### Objective
Pick out each line containing the string "trade" and copy it.

(Records from a collection of figures)

● ● ● ●

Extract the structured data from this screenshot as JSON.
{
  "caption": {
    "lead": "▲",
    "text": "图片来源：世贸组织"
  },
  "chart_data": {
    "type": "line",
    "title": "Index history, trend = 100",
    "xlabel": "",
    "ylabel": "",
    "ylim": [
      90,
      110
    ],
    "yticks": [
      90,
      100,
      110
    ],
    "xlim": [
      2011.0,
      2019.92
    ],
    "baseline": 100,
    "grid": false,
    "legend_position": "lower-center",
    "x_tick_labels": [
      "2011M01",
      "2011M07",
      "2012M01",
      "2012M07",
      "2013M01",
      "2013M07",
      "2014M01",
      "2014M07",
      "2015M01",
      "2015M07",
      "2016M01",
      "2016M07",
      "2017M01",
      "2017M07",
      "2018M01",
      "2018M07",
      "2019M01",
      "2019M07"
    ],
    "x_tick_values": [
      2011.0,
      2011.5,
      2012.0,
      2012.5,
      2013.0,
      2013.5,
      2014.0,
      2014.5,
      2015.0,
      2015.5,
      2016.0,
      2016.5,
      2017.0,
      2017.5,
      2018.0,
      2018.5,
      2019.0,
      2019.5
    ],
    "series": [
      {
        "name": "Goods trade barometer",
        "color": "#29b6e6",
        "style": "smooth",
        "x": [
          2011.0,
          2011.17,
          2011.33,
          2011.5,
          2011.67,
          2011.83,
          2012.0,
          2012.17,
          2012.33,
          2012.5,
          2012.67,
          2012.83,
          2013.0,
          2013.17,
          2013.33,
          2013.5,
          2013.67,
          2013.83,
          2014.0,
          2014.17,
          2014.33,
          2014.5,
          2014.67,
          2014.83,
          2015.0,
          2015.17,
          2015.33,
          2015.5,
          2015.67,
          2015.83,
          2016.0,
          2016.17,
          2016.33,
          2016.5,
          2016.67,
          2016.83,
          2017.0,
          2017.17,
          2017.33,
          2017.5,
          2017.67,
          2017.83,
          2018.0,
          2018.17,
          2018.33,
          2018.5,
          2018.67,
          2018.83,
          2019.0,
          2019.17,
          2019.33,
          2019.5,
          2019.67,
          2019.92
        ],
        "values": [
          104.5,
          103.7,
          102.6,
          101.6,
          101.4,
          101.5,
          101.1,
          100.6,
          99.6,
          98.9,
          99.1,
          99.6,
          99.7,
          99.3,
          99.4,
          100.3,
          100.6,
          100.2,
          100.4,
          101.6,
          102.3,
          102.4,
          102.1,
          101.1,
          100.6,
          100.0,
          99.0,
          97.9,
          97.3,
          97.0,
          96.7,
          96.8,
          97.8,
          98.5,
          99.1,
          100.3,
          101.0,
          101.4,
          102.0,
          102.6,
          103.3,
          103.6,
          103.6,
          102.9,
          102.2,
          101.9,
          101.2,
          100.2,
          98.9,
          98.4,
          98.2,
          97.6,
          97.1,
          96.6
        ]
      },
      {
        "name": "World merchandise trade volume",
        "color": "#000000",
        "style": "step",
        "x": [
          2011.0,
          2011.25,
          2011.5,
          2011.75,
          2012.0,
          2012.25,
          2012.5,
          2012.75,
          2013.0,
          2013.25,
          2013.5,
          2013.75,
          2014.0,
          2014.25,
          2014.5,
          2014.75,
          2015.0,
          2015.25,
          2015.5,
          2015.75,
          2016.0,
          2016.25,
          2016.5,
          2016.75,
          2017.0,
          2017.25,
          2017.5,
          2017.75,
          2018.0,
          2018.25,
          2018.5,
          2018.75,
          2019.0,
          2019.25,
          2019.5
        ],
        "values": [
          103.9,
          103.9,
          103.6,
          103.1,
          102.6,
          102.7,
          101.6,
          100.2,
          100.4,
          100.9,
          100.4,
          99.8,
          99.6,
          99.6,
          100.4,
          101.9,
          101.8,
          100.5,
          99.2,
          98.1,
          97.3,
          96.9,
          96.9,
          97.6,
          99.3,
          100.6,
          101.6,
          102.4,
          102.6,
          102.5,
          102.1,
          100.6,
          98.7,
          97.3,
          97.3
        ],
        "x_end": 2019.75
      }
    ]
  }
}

● ● ● ●

### The answer
        "name": "Goods trade barometer",
        "name": "World merchandise trade volume",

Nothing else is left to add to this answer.